(Rows from a figure dataset)
.....

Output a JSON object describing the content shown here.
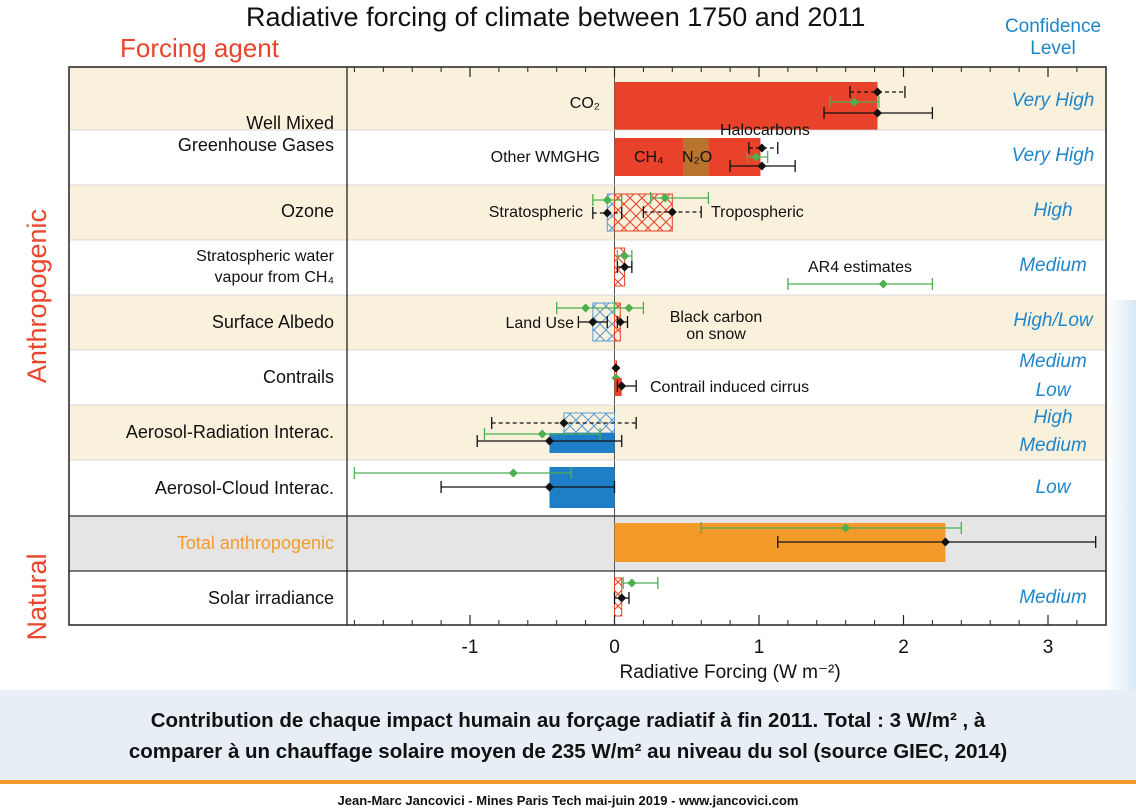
{
  "title": "Radiative forcing of climate between 1750 and 2011",
  "forcing_agent_label": "Forcing agent",
  "confidence_header": [
    "Confidence",
    "Level"
  ],
  "group_labels": {
    "anthropogenic": "Anthropogenic",
    "natural": "Natural"
  },
  "rows": [
    {
      "label": [
        "Well Mixed",
        "Greenhouse Gases"
      ],
      "confidence": [
        "Very High",
        "Very High"
      ]
    },
    {
      "label": [
        "Ozone"
      ],
      "confidence": [
        "High"
      ]
    },
    {
      "label": [
        "Stratospheric water",
        "vapour from CH₄"
      ],
      "confidence": [
        "Medium"
      ]
    },
    {
      "label": [
        "Surface Albedo"
      ],
      "confidence": [
        "High/Low"
      ]
    },
    {
      "label": [
        "Contrails"
      ],
      "confidence": [
        "Medium",
        "Low"
      ]
    },
    {
      "label": [
        "Aerosol-Radiation Interac."
      ],
      "confidence": [
        "High",
        "Medium"
      ]
    },
    {
      "label": [
        "Aerosol-Cloud Interac."
      ],
      "confidence": [
        "Low"
      ]
    },
    {
      "label": [
        "Total anthropogenic"
      ],
      "confidence": [
        ""
      ]
    },
    {
      "label": [
        "Solar irradiance"
      ],
      "confidence": [
        "Medium"
      ]
    }
  ],
  "annotations": {
    "co2": "CO₂",
    "other_wmghg": "Other WMGHG",
    "halocarbons": "Halocarbons",
    "ch4": "CH₄",
    "n2o": "N₂O",
    "stratospheric": "Stratospheric",
    "tropospheric": "Tropospheric",
    "ar4": "AR4 estimates",
    "land_use": "Land Use",
    "black_carbon": [
      "Black carbon",
      "on snow"
    ],
    "contrail_cirrus": "Contrail induced cirrus"
  },
  "chart_data": {
    "type": "bar",
    "orientation": "horizontal",
    "xlabel": "Radiative Forcing (W m⁻²)",
    "xlim": [
      -1.85,
      3.4
    ],
    "xticks": [
      -1,
      0,
      1,
      2,
      3
    ],
    "series": [
      {
        "name": "CO₂",
        "value": 1.82,
        "range": [
          1.63,
          2.01
        ],
        "ar5_ci": [
          1.45,
          2.2
        ],
        "ar4": 1.66,
        "ar4_ci": [
          1.49,
          1.83
        ],
        "color": "#e8432a",
        "style": "solid"
      },
      {
        "name": "CH₄",
        "value": 0.48,
        "color": "#e8432a",
        "style": "solid"
      },
      {
        "name": "N₂O",
        "value": 0.17,
        "color": "#b8742c",
        "style": "solid"
      },
      {
        "name": "Halocarbons",
        "value": 0.36,
        "color": "#e8432a",
        "style": "solid"
      },
      {
        "name": "Other WMGHG",
        "value": 1.02,
        "range": [
          0.93,
          1.13
        ],
        "ar5_ci": [
          0.8,
          1.25
        ],
        "ar4": 0.98,
        "ar4_ci": [
          0.92,
          1.06
        ]
      },
      {
        "name": "Stratospheric",
        "value": -0.05,
        "range": [
          -0.15,
          0.05
        ],
        "ar4": -0.05,
        "ar4_ci": [
          -0.15,
          0.05
        ],
        "style": "hatched-blue"
      },
      {
        "name": "Tropospheric",
        "value": 0.4,
        "range": [
          0.2,
          0.6
        ],
        "ar4": 0.35,
        "ar4_ci": [
          0.25,
          0.65
        ],
        "style": "hatched-red"
      },
      {
        "name": "Stratospheric water vapour from CH₄",
        "value": 0.07,
        "range": [
          0.02,
          0.12
        ],
        "ar4": 0.07,
        "ar4_ci": [
          0.02,
          0.12
        ],
        "style": "hatched-red"
      },
      {
        "name": "Land Use",
        "value": -0.15,
        "range": [
          -0.25,
          -0.05
        ],
        "ar4": -0.2,
        "ar4_ci": [
          -0.4,
          0.0
        ],
        "style": "hatched-blue"
      },
      {
        "name": "Black carbon on snow",
        "value": 0.04,
        "range": [
          0.02,
          0.09
        ],
        "ar4": 0.1,
        "ar4_ci": [
          0.0,
          0.2
        ],
        "style": "hatched-red"
      },
      {
        "name": "Contrails",
        "value": 0.01,
        "range": [
          0.005,
          0.03
        ],
        "ar4": 0.01,
        "ar4_ci": [
          0.003,
          0.03
        ],
        "style": "hatched-red"
      },
      {
        "name": "Contrail induced cirrus",
        "value": 0.05,
        "range": [
          0.02,
          0.15
        ],
        "color": "#e8432a",
        "style": "solid"
      },
      {
        "name": "Aerosol-Radiation Interac. (AR5 range)",
        "value": -0.35,
        "range": [
          -0.85,
          0.15
        ],
        "style": "hatched-blue"
      },
      {
        "name": "Aerosol-Radiation Interac.",
        "value": -0.45,
        "range": [
          -0.95,
          0.05
        ],
        "ar4": -0.5,
        "ar4_ci": [
          -0.9,
          -0.1
        ],
        "color": "#1f7fc6",
        "style": "solid"
      },
      {
        "name": "Aerosol-Cloud Interac.",
        "value": -0.45,
        "range": [
          -1.2,
          0.0
        ],
        "ar4": -0.7,
        "ar4_ci": [
          -1.8,
          -0.3
        ],
        "color": "#1f7fc6",
        "style": "solid"
      },
      {
        "name": "Total anthropogenic",
        "value": 2.29,
        "range": [
          1.13,
          3.33
        ],
        "ar4": 1.6,
        "ar4_ci": [
          0.6,
          2.4
        ],
        "color": "#f39a2b",
        "style": "solid"
      },
      {
        "name": "Solar irradiance",
        "value": 0.05,
        "range": [
          0.0,
          0.1
        ],
        "ar4": 0.12,
        "ar4_ci": [
          0.06,
          0.3
        ],
        "style": "hatched-red"
      }
    ]
  },
  "caption": [
    "Contribution de chaque impact humain au forçage radiatif à fin 2011. Total : 3 W/m² , à",
    "comparer à un chauffage solaire moyen de 235 W/m² au niveau du sol (source GIEC, 2014)"
  ],
  "credit": "Jean-Marc Jancovici - Mines Paris Tech mai-juin 2019 - www.jancovici.com",
  "colors": {
    "accent_red": "#e8452c",
    "confidence_blue": "#1f86c9",
    "ar4_green": "#4caf50",
    "row_band": "#faf1dc",
    "total_band": "#e5e5e5",
    "footer_orange": "#f39a2b"
  }
}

.....

### Exercise details
All entries are to be retyped exactly. Omit any embedded images.

### Task solution
Output a JSON object describing the content shown here.
{
  "title": "Radiative forcing of climate between 1750 and 2011",
  "forcing_agent_label": "Forcing agent",
  "confidence_header": [
    "Confidence",
    "Level"
  ],
  "group_labels": {
    "anthropogenic": "Anthropogenic",
    "natural": "Natural"
  },
  "rows": [
    {
      "label": [
        "Well Mixed",
        "Greenhouse Gases"
      ],
      "confidence": [
        "Very High",
        "Very High"
      ]
    },
    {
      "label": [
        "Ozone"
      ],
      "confidence": [
        "High"
      ]
    },
    {
      "label": [
        "Stratospheric water",
        "vapour from CH₄"
      ],
      "confidence": [
        "Medium"
      ]
    },
    {
      "label": [
        "Surface Albedo"
      ],
      "confidence": [
        "High/Low"
      ]
    },
    {
      "label": [
        "Contrails"
      ],
      "confidence": [
        "Medium",
        "Low"
      ]
    },
    {
      "label": [
        "Aerosol-Radiation Interac."
      ],
      "confidence": [
        "High",
        "Medium"
      ]
    },
    {
      "label": [
        "Aerosol-Cloud Interac."
      ],
      "confidence": [
        "Low"
      ]
    },
    {
      "label": [
        "Total anthropogenic"
      ],
      "confidence": [
        ""
      ]
    },
    {
      "label": [
        "Solar irradiance"
      ],
      "confidence": [
        "Medium"
      ]
    }
  ],
  "annotations": {
    "co2": "CO₂",
    "other_wmghg": "Other WMGHG",
    "halocarbons": "Halocarbons",
    "ch4": "CH₄",
    "n2o": "N₂O",
    "stratospheric": "Stratospheric",
    "tropospheric": "Tropospheric",
    "ar4": "AR4 estimates",
    "land_use": "Land Use",
    "black_carbon": [
      "Black carbon",
      "on snow"
    ],
    "contrail_cirrus": "Contrail induced cirrus"
  },
  "chart_data": {
    "type": "bar",
    "orientation": "horizontal",
    "xlabel": "Radiative Forcing (W m⁻²)",
    "xlim": [
      -1.85,
      3.4
    ],
    "xticks": [
      -1,
      0,
      1,
      2,
      3
    ],
    "series": [
      {
        "name": "CO₂",
        "value": 1.82,
        "range": [
          1.63,
          2.01
        ],
        "ar5_ci": [
          1.45,
          2.2
        ],
        "ar4": 1.66,
        "ar4_ci": [
          1.49,
          1.83
        ],
        "color": "#e8432a",
        "style": "solid"
      },
      {
        "name": "CH₄",
        "value": 0.48,
        "color": "#e8432a",
        "style": "solid"
      },
      {
        "name": "N₂O",
        "value": 0.17,
        "color": "#b8742c",
        "style": "solid"
      },
      {
        "name": "Halocarbons",
        "value": 0.36,
        "color": "#e8432a",
        "style": "solid"
      },
      {
        "name": "Other WMGHG",
        "value": 1.02,
        "range": [
          0.93,
          1.13
        ],
        "ar5_ci": [
          0.8,
          1.25
        ],
        "ar4": 0.98,
        "ar4_ci": [
          0.92,
          1.06
        ]
      },
      {
        "name": "Stratospheric",
        "value": -0.05,
        "range": [
          -0.15,
          0.05
        ],
        "ar4": -0.05,
        "ar4_ci": [
          -0.15,
          0.05
        ],
        "style": "hatched-blue"
      },
      {
        "name": "Tropospheric",
        "value": 0.4,
        "range": [
          0.2,
          0.6
        ],
        "ar4": 0.35,
        "ar4_ci": [
          0.25,
          0.65
        ],
        "style": "hatched-red"
      },
      {
        "name": "Stratospheric water vapour from CH₄",
        "value": 0.07,
        "range": [
          0.02,
          0.12
        ],
        "ar4": 0.07,
        "ar4_ci": [
          0.02,
          0.12
        ],
        "style": "hatched-red"
      },
      {
        "name": "Land Use",
        "value": -0.15,
        "range": [
          -0.25,
          -0.05
        ],
        "ar4": -0.2,
        "ar4_ci": [
          -0.4,
          0.0
        ],
        "style": "hatched-blue"
      },
      {
        "name": "Black carbon on snow",
        "value": 0.04,
        "range": [
          0.02,
          0.09
        ],
        "ar4": 0.1,
        "ar4_ci": [
          0.0,
          0.2
        ],
        "style": "hatched-red"
      },
      {
        "name": "Contrails",
        "value": 0.01,
        "range": [
          0.005,
          0.03
        ],
        "ar4": 0.01,
        "ar4_ci": [
          0.003,
          0.03
        ],
        "style": "hatched-red"
      },
      {
        "name": "Contrail induced cirrus",
        "value": 0.05,
        "range": [
          0.02,
          0.15
        ],
        "color": "#e8432a",
        "style": "solid"
      },
      {
        "name": "Aerosol-Radiation Interac. (AR5 range)",
        "value": -0.35,
        "range": [
          -0.85,
          0.15
        ],
        "style": "hatched-blue"
      },
      {
        "name": "Aerosol-Radiation Interac.",
        "value": -0.45,
        "range": [
          -0.95,
          0.05
        ],
        "ar4": -0.5,
        "ar4_ci": [
          -0.9,
          -0.1
        ],
        "color": "#1f7fc6",
        "style": "solid"
      },
      {
        "name": "Aerosol-Cloud Interac.",
        "value": -0.45,
        "range": [
          -1.2,
          0.0
        ],
        "ar4": -0.7,
        "ar4_ci": [
          -1.8,
          -0.3
        ],
        "color": "#1f7fc6",
        "style": "solid"
      },
      {
        "name": "Total anthropogenic",
        "value": 2.29,
        "range": [
          1.13,
          3.33
        ],
        "ar4": 1.6,
        "ar4_ci": [
          0.6,
          2.4
        ],
        "color": "#f39a2b",
        "style": "solid"
      },
      {
        "name": "Solar irradiance",
        "value": 0.05,
        "range": [
          0.0,
          0.1
        ],
        "ar4": 0.12,
        "ar4_ci": [
          0.06,
          0.3
        ],
        "style": "hatched-red"
      }
    ]
  },
  "caption": [
    "Contribution de chaque impact humain au forçage radiatif à fin 2011. Total : 3 W/m² , à",
    "comparer à un chauffage solaire moyen de 235 W/m² au niveau du sol (source GIEC, 2014)"
  ],
  "credit": "Jean-Marc Jancovici - Mines Paris Tech mai-juin 2019 - www.jancovici.com",
  "colors": {
    "accent_red": "#e8452c",
    "confidence_blue": "#1f86c9",
    "ar4_green": "#4caf50",
    "row_band": "#faf1dc",
    "total_band": "#e5e5e5",
    "footer_orange": "#f39a2b"
  }
}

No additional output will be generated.